» SHORT TASK
Give all the lines below again, exactly, with no pictures.

» A block of data
☆ ☆ ☆ ☆ ☆ ☆ ☆

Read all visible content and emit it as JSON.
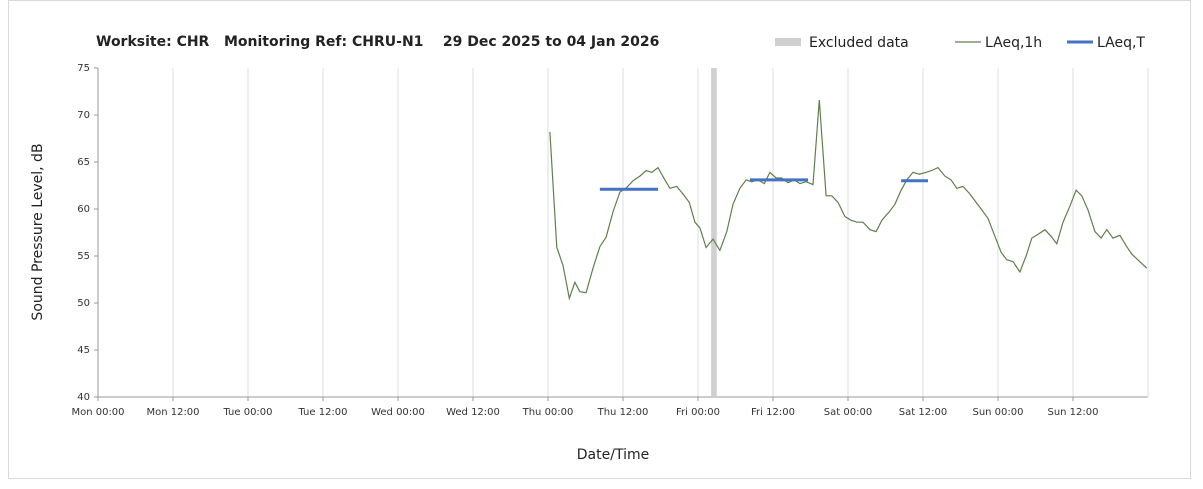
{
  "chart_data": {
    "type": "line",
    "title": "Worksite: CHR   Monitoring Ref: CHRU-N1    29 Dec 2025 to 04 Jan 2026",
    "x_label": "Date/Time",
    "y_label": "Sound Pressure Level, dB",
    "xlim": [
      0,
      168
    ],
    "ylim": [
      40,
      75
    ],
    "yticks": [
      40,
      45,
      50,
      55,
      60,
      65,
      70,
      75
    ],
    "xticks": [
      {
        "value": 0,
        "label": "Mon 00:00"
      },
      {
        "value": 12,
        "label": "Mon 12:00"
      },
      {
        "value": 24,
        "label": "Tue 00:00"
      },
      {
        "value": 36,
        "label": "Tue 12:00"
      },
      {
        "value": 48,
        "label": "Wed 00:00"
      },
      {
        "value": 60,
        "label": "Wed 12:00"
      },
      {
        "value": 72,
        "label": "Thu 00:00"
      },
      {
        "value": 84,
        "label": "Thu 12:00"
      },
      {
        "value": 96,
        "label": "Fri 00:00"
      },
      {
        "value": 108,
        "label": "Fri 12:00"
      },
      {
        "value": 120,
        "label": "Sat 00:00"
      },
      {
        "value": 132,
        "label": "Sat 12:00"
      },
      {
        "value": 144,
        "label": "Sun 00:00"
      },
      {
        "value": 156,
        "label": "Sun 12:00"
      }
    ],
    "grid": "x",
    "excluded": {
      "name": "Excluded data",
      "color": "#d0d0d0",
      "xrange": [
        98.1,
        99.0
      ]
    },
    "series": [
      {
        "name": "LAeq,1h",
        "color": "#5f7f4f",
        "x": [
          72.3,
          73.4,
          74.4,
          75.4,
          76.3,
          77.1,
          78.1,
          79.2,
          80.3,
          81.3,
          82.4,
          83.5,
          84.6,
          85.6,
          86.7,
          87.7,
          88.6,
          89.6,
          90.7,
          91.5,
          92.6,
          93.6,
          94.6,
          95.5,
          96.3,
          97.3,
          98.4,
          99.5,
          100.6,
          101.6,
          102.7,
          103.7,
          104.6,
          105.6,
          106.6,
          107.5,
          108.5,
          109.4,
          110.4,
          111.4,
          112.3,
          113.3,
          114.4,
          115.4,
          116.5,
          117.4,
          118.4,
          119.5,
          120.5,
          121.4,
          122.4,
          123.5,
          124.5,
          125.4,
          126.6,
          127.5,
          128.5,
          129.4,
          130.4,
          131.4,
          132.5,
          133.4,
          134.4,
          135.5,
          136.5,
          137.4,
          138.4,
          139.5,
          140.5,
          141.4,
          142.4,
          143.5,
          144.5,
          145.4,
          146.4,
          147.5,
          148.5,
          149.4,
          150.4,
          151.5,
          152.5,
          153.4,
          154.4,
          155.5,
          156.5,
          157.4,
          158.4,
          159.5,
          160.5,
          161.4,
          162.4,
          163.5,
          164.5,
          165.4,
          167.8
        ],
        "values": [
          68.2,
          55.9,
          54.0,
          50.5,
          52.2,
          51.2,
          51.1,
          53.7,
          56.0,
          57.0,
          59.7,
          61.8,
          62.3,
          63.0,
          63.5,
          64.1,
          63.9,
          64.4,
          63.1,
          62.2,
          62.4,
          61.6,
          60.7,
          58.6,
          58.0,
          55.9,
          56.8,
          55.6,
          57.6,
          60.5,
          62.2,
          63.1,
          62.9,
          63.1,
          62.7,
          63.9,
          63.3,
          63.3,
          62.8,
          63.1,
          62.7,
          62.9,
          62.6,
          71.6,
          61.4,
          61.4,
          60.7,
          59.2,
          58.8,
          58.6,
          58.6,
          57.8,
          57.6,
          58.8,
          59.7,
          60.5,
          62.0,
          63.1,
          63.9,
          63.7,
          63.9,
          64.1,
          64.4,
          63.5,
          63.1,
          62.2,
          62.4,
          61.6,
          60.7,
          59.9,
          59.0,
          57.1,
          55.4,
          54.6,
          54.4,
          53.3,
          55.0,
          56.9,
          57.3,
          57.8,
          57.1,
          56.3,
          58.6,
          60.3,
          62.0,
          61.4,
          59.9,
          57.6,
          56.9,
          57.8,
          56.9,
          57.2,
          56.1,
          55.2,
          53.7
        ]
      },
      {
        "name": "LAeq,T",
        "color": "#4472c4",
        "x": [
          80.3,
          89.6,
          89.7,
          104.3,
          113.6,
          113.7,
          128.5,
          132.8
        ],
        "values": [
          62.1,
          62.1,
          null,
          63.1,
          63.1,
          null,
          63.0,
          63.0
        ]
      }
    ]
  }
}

☆ ☆ ☆ ☆ ☆ ☆ ☆

» SOLVED EXERCISE
Read all visible content and emit it as JSON.
{
  "chart_data": {
    "type": "line",
    "title": "Worksite: CHR   Monitoring Ref: CHRU-N1    29 Dec 2025 to 04 Jan 2026",
    "x_label": "Date/Time",
    "y_label": "Sound Pressure Level, dB",
    "xlim": [
      0,
      168
    ],
    "ylim": [
      40,
      75
    ],
    "yticks": [
      40,
      45,
      50,
      55,
      60,
      65,
      70,
      75
    ],
    "xticks": [
      {
        "value": 0,
        "label": "Mon 00:00"
      },
      {
        "value": 12,
        "label": "Mon 12:00"
      },
      {
        "value": 24,
        "label": "Tue 00:00"
      },
      {
        "value": 36,
        "label": "Tue 12:00"
      },
      {
        "value": 48,
        "label": "Wed 00:00"
      },
      {
        "value": 60,
        "label": "Wed 12:00"
      },
      {
        "value": 72,
        "label": "Thu 00:00"
      },
      {
        "value": 84,
        "label": "Thu 12:00"
      },
      {
        "value": 96,
        "label": "Fri 00:00"
      },
      {
        "value": 108,
        "label": "Fri 12:00"
      },
      {
        "value": 120,
        "label": "Sat 00:00"
      },
      {
        "value": 132,
        "label": "Sat 12:00"
      },
      {
        "value": 144,
        "label": "Sun 00:00"
      },
      {
        "value": 156,
        "label": "Sun 12:00"
      }
    ],
    "grid": "x",
    "excluded": {
      "name": "Excluded data",
      "color": "#d0d0d0",
      "xrange": [
        98.1,
        99.0
      ]
    },
    "series": [
      {
        "name": "LAeq,1h",
        "color": "#5f7f4f",
        "x": [
          72.3,
          73.4,
          74.4,
          75.4,
          76.3,
          77.1,
          78.1,
          79.2,
          80.3,
          81.3,
          82.4,
          83.5,
          84.6,
          85.6,
          86.7,
          87.7,
          88.6,
          89.6,
          90.7,
          91.5,
          92.6,
          93.6,
          94.6,
          95.5,
          96.3,
          97.3,
          98.4,
          99.5,
          100.6,
          101.6,
          102.7,
          103.7,
          104.6,
          105.6,
          106.6,
          107.5,
          108.5,
          109.4,
          110.4,
          111.4,
          112.3,
          113.3,
          114.4,
          115.4,
          116.5,
          117.4,
          118.4,
          119.5,
          120.5,
          121.4,
          122.4,
          123.5,
          124.5,
          125.4,
          126.6,
          127.5,
          128.5,
          129.4,
          130.4,
          131.4,
          132.5,
          133.4,
          134.4,
          135.5,
          136.5,
          137.4,
          138.4,
          139.5,
          140.5,
          141.4,
          142.4,
          143.5,
          144.5,
          145.4,
          146.4,
          147.5,
          148.5,
          149.4,
          150.4,
          151.5,
          152.5,
          153.4,
          154.4,
          155.5,
          156.5,
          157.4,
          158.4,
          159.5,
          160.5,
          161.4,
          162.4,
          163.5,
          164.5,
          165.4,
          167.8
        ],
        "values": [
          68.2,
          55.9,
          54.0,
          50.5,
          52.2,
          51.2,
          51.1,
          53.7,
          56.0,
          57.0,
          59.7,
          61.8,
          62.3,
          63.0,
          63.5,
          64.1,
          63.9,
          64.4,
          63.1,
          62.2,
          62.4,
          61.6,
          60.7,
          58.6,
          58.0,
          55.9,
          56.8,
          55.6,
          57.6,
          60.5,
          62.2,
          63.1,
          62.9,
          63.1,
          62.7,
          63.9,
          63.3,
          63.3,
          62.8,
          63.1,
          62.7,
          62.9,
          62.6,
          71.6,
          61.4,
          61.4,
          60.7,
          59.2,
          58.8,
          58.6,
          58.6,
          57.8,
          57.6,
          58.8,
          59.7,
          60.5,
          62.0,
          63.1,
          63.9,
          63.7,
          63.9,
          64.1,
          64.4,
          63.5,
          63.1,
          62.2,
          62.4,
          61.6,
          60.7,
          59.9,
          59.0,
          57.1,
          55.4,
          54.6,
          54.4,
          53.3,
          55.0,
          56.9,
          57.3,
          57.8,
          57.1,
          56.3,
          58.6,
          60.3,
          62.0,
          61.4,
          59.9,
          57.6,
          56.9,
          57.8,
          56.9,
          57.2,
          56.1,
          55.2,
          53.7
        ]
      },
      {
        "name": "LAeq,T",
        "color": "#4472c4",
        "x": [
          80.3,
          89.6,
          89.7,
          104.3,
          113.6,
          113.7,
          128.5,
          132.8
        ],
        "values": [
          62.1,
          62.1,
          null,
          63.1,
          63.1,
          null,
          63.0,
          63.0
        ]
      }
    ]
  }
}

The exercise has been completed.